→ Rows from a dataset
· · · · · · ·
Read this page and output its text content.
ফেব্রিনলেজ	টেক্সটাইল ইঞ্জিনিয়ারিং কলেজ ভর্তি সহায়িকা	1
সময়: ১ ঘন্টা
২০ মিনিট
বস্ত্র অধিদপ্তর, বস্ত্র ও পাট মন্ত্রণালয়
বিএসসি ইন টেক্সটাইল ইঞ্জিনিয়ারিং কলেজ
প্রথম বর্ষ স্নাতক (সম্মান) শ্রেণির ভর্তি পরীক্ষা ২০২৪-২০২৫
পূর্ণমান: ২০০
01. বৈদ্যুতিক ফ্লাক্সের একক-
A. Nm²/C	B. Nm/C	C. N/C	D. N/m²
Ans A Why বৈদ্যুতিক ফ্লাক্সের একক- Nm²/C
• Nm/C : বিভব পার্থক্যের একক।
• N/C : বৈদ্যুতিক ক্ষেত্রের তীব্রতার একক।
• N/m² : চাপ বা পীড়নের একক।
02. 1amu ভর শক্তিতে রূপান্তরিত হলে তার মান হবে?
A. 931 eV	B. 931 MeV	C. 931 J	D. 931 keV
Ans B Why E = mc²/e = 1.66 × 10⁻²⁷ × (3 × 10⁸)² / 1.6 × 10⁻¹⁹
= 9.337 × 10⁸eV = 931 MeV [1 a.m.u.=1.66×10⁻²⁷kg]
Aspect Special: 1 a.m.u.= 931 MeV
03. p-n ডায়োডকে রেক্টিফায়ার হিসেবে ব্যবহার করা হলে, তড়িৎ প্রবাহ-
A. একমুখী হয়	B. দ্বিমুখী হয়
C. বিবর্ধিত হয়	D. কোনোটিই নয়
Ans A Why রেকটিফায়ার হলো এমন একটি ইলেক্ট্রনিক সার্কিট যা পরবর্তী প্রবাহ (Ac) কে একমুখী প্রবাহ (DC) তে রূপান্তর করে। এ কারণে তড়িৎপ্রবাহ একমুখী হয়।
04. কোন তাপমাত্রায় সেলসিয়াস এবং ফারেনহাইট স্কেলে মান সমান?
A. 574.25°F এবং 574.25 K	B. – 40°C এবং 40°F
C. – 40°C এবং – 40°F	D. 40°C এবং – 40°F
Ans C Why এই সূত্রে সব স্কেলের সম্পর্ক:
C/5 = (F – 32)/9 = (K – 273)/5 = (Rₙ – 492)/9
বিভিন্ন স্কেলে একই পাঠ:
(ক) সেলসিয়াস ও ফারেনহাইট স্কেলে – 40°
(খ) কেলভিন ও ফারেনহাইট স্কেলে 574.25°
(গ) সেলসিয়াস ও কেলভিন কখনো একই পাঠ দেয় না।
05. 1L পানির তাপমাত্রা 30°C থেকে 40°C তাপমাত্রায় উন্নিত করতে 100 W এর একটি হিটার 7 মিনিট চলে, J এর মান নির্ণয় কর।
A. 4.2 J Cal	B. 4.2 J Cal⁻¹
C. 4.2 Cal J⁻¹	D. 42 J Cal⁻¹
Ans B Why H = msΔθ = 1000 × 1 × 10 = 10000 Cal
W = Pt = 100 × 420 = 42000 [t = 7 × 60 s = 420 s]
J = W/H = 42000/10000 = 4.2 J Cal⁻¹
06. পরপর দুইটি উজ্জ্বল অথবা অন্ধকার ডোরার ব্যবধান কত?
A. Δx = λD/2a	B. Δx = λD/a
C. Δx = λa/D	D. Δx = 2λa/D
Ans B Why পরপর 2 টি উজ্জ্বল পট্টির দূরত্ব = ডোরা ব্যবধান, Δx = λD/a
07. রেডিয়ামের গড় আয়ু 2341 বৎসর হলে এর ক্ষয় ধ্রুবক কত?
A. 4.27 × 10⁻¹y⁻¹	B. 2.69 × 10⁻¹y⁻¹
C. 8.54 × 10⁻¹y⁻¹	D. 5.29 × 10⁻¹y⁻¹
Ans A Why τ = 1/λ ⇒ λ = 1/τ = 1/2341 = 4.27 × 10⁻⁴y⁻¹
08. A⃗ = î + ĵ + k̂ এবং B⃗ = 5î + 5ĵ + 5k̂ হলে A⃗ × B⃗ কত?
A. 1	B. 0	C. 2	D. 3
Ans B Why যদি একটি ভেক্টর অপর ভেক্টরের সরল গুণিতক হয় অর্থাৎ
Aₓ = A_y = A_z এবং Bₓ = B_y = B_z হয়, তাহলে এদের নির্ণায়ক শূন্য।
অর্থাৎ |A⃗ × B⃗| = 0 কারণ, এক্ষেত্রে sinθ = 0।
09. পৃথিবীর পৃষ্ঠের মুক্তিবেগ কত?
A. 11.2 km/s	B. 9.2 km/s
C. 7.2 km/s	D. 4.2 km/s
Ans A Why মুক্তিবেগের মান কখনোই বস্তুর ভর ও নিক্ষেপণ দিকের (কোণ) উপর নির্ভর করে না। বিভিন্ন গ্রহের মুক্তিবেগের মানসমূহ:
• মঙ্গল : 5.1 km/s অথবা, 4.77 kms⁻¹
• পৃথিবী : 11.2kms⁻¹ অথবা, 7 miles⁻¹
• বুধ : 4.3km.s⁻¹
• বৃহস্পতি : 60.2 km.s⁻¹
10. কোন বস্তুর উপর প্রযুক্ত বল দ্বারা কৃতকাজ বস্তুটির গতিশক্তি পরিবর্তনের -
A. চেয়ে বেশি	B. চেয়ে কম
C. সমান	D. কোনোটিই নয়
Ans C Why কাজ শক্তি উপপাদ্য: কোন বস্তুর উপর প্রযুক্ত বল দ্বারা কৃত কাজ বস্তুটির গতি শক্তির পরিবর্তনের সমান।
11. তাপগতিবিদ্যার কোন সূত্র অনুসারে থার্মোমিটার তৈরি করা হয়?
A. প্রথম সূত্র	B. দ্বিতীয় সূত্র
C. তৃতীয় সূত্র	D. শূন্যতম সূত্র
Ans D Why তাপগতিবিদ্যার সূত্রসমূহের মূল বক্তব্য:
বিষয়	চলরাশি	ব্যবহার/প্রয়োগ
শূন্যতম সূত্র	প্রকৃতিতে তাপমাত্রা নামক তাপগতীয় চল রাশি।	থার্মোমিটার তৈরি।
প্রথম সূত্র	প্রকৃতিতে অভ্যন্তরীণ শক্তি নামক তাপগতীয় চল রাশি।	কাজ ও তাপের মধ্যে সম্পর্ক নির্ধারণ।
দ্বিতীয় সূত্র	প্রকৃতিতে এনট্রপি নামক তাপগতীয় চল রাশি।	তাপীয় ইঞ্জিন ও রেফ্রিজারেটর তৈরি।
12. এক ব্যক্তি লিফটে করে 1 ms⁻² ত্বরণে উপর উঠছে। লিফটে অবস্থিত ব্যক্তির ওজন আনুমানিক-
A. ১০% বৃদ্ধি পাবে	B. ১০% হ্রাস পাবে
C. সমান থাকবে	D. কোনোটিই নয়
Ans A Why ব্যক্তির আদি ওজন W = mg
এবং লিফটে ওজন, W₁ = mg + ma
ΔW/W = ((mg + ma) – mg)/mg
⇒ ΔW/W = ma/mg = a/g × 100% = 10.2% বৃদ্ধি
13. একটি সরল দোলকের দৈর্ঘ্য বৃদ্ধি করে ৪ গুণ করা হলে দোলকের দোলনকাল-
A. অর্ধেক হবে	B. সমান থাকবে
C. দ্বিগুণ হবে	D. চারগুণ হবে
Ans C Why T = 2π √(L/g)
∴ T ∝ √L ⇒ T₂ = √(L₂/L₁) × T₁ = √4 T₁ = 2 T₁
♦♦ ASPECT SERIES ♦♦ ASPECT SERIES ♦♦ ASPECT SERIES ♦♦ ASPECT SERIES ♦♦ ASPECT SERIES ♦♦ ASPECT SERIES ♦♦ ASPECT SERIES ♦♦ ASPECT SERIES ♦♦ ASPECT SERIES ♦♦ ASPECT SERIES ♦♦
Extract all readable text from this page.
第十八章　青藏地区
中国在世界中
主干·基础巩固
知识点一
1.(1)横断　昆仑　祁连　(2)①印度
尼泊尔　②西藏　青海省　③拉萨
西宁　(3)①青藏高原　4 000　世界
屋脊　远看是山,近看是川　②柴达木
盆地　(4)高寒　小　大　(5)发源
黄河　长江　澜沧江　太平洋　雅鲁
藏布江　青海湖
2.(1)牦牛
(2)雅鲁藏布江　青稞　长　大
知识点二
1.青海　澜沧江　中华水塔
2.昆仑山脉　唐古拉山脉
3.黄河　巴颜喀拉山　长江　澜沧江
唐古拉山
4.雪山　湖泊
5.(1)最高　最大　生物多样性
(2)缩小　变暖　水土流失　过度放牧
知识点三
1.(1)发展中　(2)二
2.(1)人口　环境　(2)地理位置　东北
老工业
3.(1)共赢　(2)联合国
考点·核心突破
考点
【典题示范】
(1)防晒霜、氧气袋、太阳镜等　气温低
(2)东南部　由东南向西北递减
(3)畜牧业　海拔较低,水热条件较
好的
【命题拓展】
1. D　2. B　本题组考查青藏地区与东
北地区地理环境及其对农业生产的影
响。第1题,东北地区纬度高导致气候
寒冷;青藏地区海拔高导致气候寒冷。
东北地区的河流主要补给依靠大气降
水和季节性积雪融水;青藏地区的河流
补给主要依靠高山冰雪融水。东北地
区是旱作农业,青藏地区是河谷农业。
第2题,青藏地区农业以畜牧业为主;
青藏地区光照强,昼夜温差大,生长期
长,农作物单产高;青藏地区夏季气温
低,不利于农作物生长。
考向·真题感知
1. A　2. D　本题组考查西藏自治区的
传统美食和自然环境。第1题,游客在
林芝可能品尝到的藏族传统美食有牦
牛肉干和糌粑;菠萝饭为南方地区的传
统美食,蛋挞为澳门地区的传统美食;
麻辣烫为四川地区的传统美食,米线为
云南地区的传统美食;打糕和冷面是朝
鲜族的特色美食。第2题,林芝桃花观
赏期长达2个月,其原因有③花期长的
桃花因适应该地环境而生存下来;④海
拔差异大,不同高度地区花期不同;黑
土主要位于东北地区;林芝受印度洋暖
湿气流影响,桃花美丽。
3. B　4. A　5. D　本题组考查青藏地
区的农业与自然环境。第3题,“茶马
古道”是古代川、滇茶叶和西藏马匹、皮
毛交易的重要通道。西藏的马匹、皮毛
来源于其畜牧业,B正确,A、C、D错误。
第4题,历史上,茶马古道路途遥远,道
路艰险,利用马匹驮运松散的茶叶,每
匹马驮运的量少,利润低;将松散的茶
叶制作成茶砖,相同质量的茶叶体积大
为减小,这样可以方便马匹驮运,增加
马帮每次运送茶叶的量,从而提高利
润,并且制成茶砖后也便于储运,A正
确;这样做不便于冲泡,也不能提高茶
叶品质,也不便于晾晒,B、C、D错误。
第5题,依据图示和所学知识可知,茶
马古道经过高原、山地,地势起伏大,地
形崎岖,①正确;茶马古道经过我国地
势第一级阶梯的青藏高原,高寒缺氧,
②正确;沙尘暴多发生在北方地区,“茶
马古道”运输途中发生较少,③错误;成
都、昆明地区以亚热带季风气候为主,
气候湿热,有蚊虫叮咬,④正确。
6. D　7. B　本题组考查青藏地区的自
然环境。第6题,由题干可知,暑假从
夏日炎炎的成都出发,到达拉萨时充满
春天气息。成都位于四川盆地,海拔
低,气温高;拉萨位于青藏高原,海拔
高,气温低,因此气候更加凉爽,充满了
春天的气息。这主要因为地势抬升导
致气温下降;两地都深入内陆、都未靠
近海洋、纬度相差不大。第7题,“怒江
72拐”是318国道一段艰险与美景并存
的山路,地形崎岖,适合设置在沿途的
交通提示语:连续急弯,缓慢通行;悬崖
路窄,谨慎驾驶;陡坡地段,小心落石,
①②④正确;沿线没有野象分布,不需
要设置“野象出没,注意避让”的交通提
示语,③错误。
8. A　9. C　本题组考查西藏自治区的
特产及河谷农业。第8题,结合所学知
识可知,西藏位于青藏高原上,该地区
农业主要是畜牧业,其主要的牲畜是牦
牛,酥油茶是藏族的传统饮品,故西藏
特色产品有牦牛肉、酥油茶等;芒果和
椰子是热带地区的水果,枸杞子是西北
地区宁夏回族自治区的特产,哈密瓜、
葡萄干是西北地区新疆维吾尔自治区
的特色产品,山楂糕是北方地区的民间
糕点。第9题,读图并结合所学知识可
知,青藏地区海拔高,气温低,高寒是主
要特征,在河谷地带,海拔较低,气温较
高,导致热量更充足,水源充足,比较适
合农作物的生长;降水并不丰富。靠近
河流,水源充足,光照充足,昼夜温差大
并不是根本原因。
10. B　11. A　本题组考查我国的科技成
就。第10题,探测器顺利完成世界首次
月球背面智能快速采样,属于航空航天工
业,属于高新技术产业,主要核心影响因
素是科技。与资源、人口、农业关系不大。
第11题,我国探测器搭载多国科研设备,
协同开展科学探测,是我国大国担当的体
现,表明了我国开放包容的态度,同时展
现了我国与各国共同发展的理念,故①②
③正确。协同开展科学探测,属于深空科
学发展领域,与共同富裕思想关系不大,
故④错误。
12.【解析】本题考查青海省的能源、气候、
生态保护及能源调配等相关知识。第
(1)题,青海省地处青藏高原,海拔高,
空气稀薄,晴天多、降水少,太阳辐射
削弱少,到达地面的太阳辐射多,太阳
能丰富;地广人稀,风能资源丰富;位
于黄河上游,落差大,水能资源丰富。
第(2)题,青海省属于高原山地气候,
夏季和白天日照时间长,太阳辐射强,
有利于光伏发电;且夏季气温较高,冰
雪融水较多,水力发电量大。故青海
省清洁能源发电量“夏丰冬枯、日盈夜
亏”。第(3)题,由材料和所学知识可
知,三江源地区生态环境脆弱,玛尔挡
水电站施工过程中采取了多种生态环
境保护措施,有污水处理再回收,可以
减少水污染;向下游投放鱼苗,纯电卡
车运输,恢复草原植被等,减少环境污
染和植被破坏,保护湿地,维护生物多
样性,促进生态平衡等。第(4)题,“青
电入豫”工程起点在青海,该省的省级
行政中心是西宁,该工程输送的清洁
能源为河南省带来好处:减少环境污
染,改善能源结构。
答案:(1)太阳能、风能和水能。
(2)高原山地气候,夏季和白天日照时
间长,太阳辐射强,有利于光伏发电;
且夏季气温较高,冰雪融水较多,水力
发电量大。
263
· · · · · · ·
→ The exercise
Search the entries for the string "水源充足" and collect each line that has it.

→ Solution for this exercise
高,导致热量更充足,水源充足,比较适
河流,水源充足,光照充足,昼夜温差大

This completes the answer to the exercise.